THE REQUEST: Skip the pictures and repeat each line of the data exactly.

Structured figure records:
BEGIN
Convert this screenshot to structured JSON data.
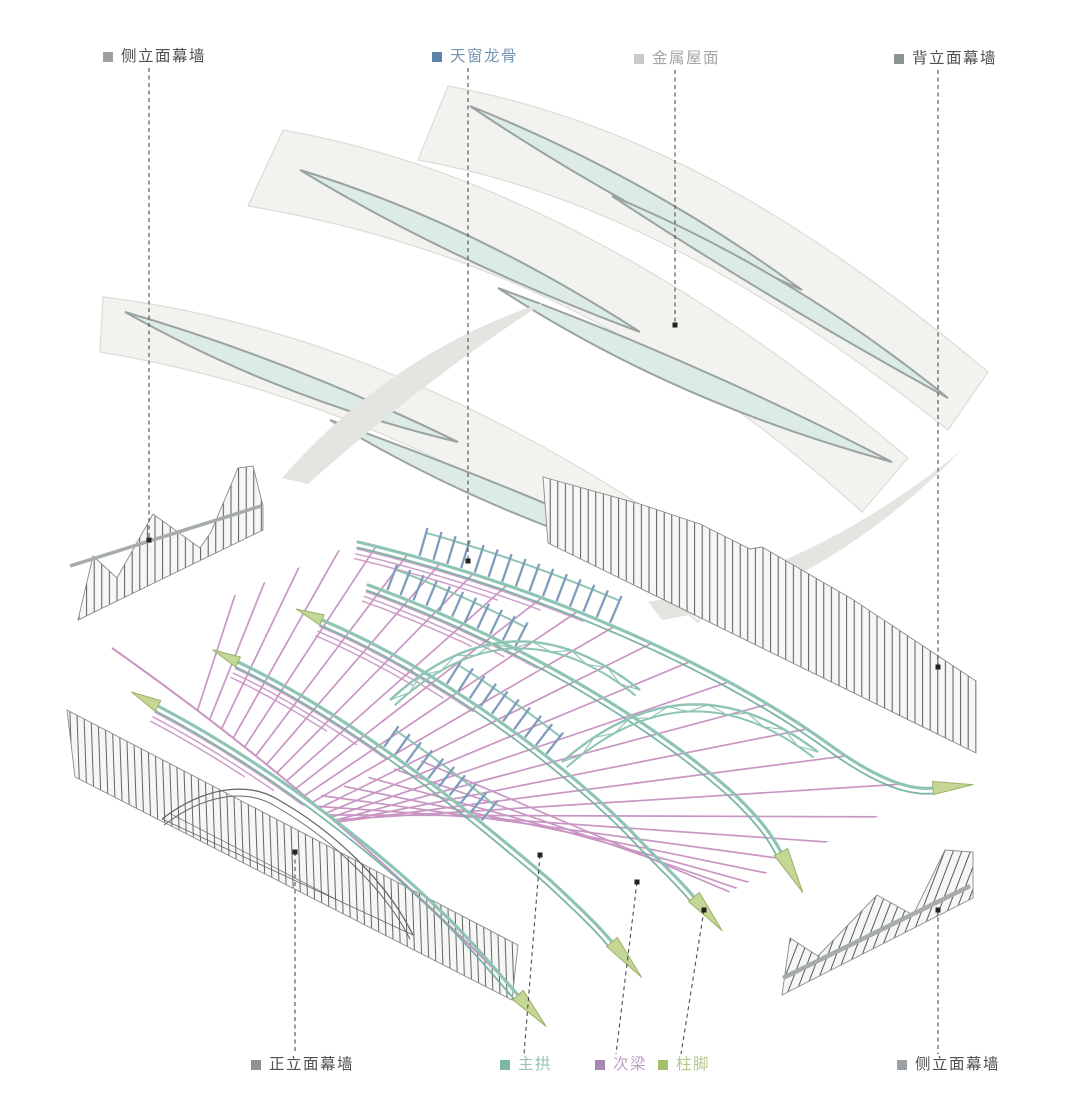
{
  "legend_top": [
    {
      "label": "侧立面幕墙",
      "swatch": "#9aa0a3",
      "color": "#4c5154"
    },
    {
      "label": "天窗龙骨",
      "swatch": "#5d83a6",
      "color": "#7796b3"
    },
    {
      "label": "金属屋面",
      "swatch": "#c7cbcd",
      "color": "#a4a8aa"
    },
    {
      "label": "背立面幕墙",
      "swatch": "#8d9295",
      "color": "#4c5154"
    }
  ],
  "legend_bottom": [
    {
      "label": "正立面幕墙",
      "swatch": "#8d9295",
      "color": "#4c5154"
    },
    {
      "label": "主拱",
      "swatch": "#7cb8a6",
      "color": "#92c3b3"
    },
    {
      "label": "次梁",
      "swatch": "#a886b3",
      "color": "#bf9ec6"
    },
    {
      "label": "柱脚",
      "swatch": "#a4bf6e",
      "color": "#b3c889"
    },
    {
      "label": "侧立面幕墙",
      "swatch": "#9aa0a3",
      "color": "#4c5154"
    }
  ],
  "colors": {
    "main_arch": "#8ec4b3",
    "main_arch_dark": "#6fae9c",
    "secondary_beam": "#c996c4",
    "skylight_keel": "#7e9cbd",
    "column_foot": "#c5d794",
    "column_foot_edge": "#9cb169",
    "glass": "#dcebe7",
    "glass_edge": "#9aa3a2",
    "roof_fill": "#f2f2ef",
    "roof_edge": "#dcdcd7",
    "roof_shadow": "#e4e4e0",
    "wall_fill": "#f6f6f5",
    "wall_edge": "#8b8b8b",
    "wall_beam": "#a6abae",
    "hatch": "#3f3f3f",
    "dome_line": "#666666",
    "leader": "#4c4c4c",
    "dot": "#222222"
  }
}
END
EXPECTED ANSWER:
Convert this screenshot to structured JSON data.
{
  "legend_top": [
    {
      "label": "侧立面幕墙",
      "swatch": "#9aa0a3",
      "color": "#4c5154"
    },
    {
      "label": "天窗龙骨",
      "swatch": "#5d83a6",
      "color": "#7796b3"
    },
    {
      "label": "金属屋面",
      "swatch": "#c7cbcd",
      "color": "#a4a8aa"
    },
    {
      "label": "背立面幕墙",
      "swatch": "#8d9295",
      "color": "#4c5154"
    }
  ],
  "legend_bottom": [
    {
      "label": "正立面幕墙",
      "swatch": "#8d9295",
      "color": "#4c5154"
    },
    {
      "label": "主拱",
      "swatch": "#7cb8a6",
      "color": "#92c3b3"
    },
    {
      "label": "次梁",
      "swatch": "#a886b3",
      "color": "#bf9ec6"
    },
    {
      "label": "柱脚",
      "swatch": "#a4bf6e",
      "color": "#b3c889"
    },
    {
      "label": "侧立面幕墙",
      "swatch": "#9aa0a3",
      "color": "#4c5154"
    }
  ],
  "colors": {
    "main_arch": "#8ec4b3",
    "main_arch_dark": "#6fae9c",
    "secondary_beam": "#c996c4",
    "skylight_keel": "#7e9cbd",
    "column_foot": "#c5d794",
    "column_foot_edge": "#9cb169",
    "glass": "#dcebe7",
    "glass_edge": "#9aa3a2",
    "roof_fill": "#f2f2ef",
    "roof_edge": "#dcdcd7",
    "roof_shadow": "#e4e4e0",
    "wall_fill": "#f6f6f5",
    "wall_edge": "#8b8b8b",
    "wall_beam": "#a6abae",
    "hatch": "#3f3f3f",
    "dome_line": "#666666",
    "leader": "#4c4c4c",
    "dot": "#222222"
  }
}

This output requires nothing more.